Collected data entries:
══════════

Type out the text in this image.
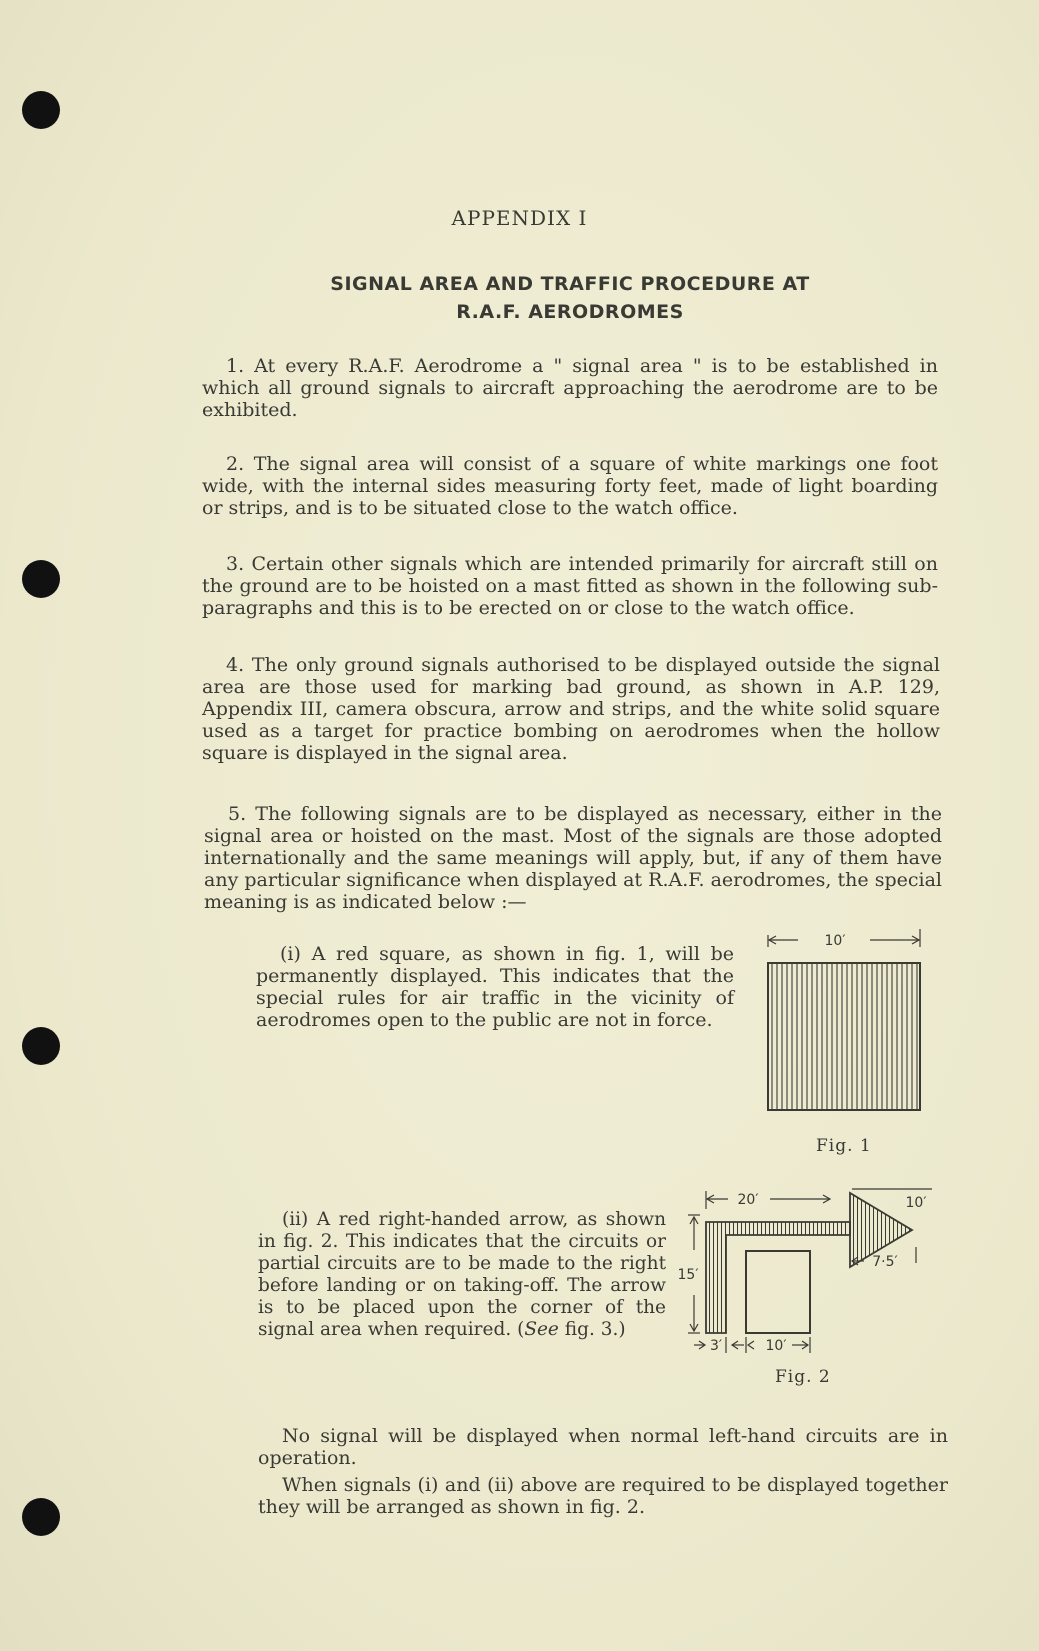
APPENDIX I
SIGNAL AREA AND TRAFFIC PROCEDURE AT
R.A.F. AERODROMES
1. At every R.A.F. Aerodrome a " signal area " is to be established in which all ground signals to aircraft approaching the aerodrome are to be exhibited.
2. The signal area will consist of a square of white markings one foot wide, with the internal sides measuring forty feet, made of light boarding or strips, and is to be situated close to the watch office.
3. Certain other signals which are intended primarily for aircraft still on the ground are to be hoisted on a mast fitted as shown in the following sub-paragraphs and this is to be erected on or close to the watch office.
4. The only ground signals authorised to be displayed outside the signal area are those used for marking bad ground, as shown in A.P. 129, Appendix III, camera obscura, arrow and strips, and the white solid square used as a target for practice bombing on aerodromes when the hollow square is displayed in the signal area.
5. The following signals are to be displayed as necessary, either in the signal area or hoisted on the mast. Most of the signals are those adopted internationally and the same meanings will apply, but, if any of them have any particular significance when displayed at R.A.F. aerodromes, the special meaning is as indicated below :—
(i) A red square, as shown in fig. 1, will be permanently displayed. This indicates that the special rules for air traffic in the vicinity of aerodromes open to the public are not in force.
(ii) A red right-handed arrow, as shown in fig. 2. This indicates that the circuits or partial circuits are to be made to the right before landing or on taking-off. The arrow is to be placed upon the corner of the signal area when required. (See fig. 3.)
No signal will be displayed when normal left-hand circuits are in operation.
When signals (i) and (ii) above are required to be displayed together they will be arranged as shown in fig. 2.
10′
Fig. 1
20′	10′
15′
3′	10′
7·5′
Fig. 2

══════════

Using the records above, find and show each line with the string "indicates".

TASK RESULT
(i) A red square, as shown in fig. 1, will be permanently displayed. This indicates that the special rules for air traffic in the vicinity of aerodromes open to the public are not in force.
(ii) A red right-handed arrow, as shown in fig. 2. This indicates that the circuits or partial circuits are to be made to the right before landing or on taking-off. The arrow is to be placed upon the corner of the signal area when required. (See fig. 3.)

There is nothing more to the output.